Supplied records ->
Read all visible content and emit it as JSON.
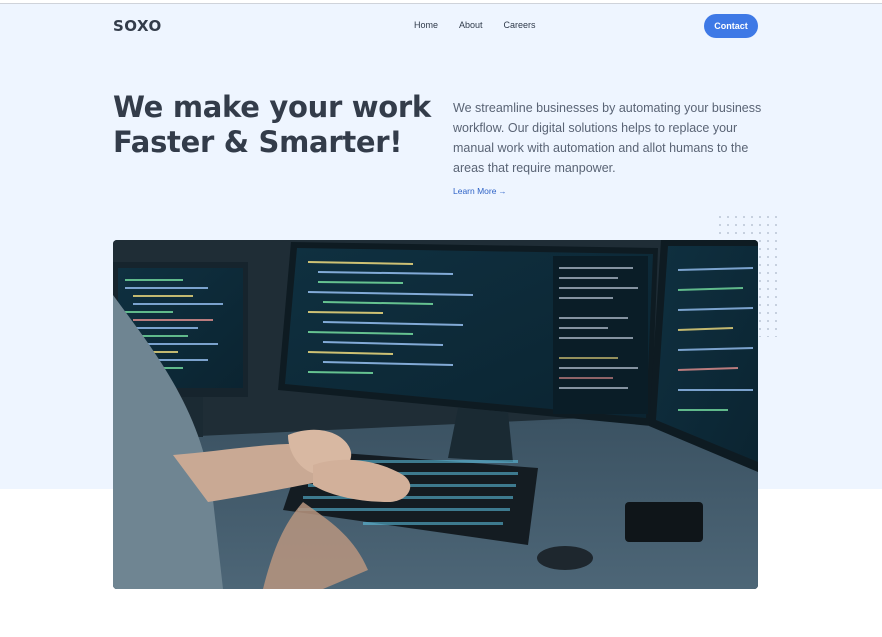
{
  "nav": {
    "logo": "SOXO",
    "items": [
      {
        "label": "Home"
      },
      {
        "label": "About"
      },
      {
        "label": "Careers"
      }
    ],
    "contact_label": "Contact"
  },
  "hero": {
    "headline_line1": "We make your work",
    "headline_line2": "Faster & Smarter!",
    "description": "We streamline businesses by automating your business workflow. Our digital solutions helps to replace your manual work with automation and allot humans to the areas that require manpower.",
    "learn_more_label": "Learn More",
    "learn_more_arrow": "→"
  },
  "icons": {
    "learn_more": "arrow-right-icon"
  },
  "colors": {
    "accent": "#3e79e6",
    "hero_background": "#eef5ff",
    "heading": "#333c4a",
    "body_text": "#5a6475",
    "link": "#2f63c7"
  }
}
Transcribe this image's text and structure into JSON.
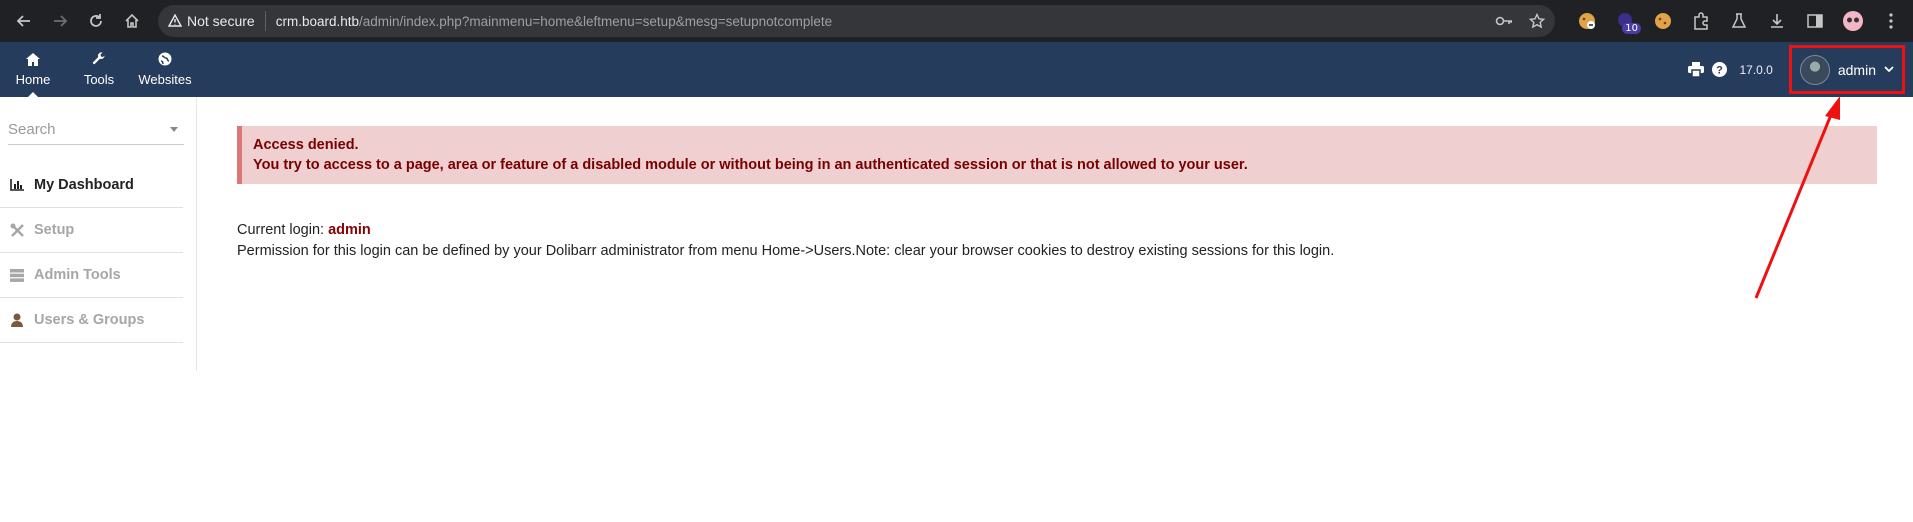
{
  "browser": {
    "security_label": "Not secure",
    "url_host": "crm.board.htb",
    "url_path": "/admin/index.php?mainmenu=home&leftmenu=setup&mesg=setupnotcomplete",
    "ext_badge": "10"
  },
  "topmenu": {
    "items": [
      {
        "label": "Home",
        "icon": "home-icon"
      },
      {
        "label": "Tools",
        "icon": "wrench-icon"
      },
      {
        "label": "Websites",
        "icon": "globe-icon"
      }
    ],
    "version": "17.0.0",
    "user_name": "admin"
  },
  "sidebar": {
    "search_placeholder": "Search",
    "items": [
      {
        "label": "My Dashboard",
        "icon": "chart-icon"
      },
      {
        "label": "Setup",
        "icon": "tools-icon"
      },
      {
        "label": "Admin Tools",
        "icon": "server-icon"
      },
      {
        "label": "Users & Groups",
        "icon": "user-icon"
      }
    ]
  },
  "error": {
    "title": "Access denied.",
    "message": "You try to access to a page, area or feature of a disabled module or without being in an authenticated session or that is not allowed to your user."
  },
  "login": {
    "label": "Current login: ",
    "name": "admin",
    "permission_text": "Permission for this login can be defined by your Dolibarr administrator from menu Home->Users.Note: clear your browser cookies to destroy existing sessions for this login."
  },
  "colors": {
    "topbar": "#263c5c",
    "error_bg": "#efcfcf",
    "error_text": "#770000",
    "highlight": "#ee1111"
  }
}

Objective ->
Of the lines above, how many include the word "browser"? Reply with the number alone.

Exercise response ->
2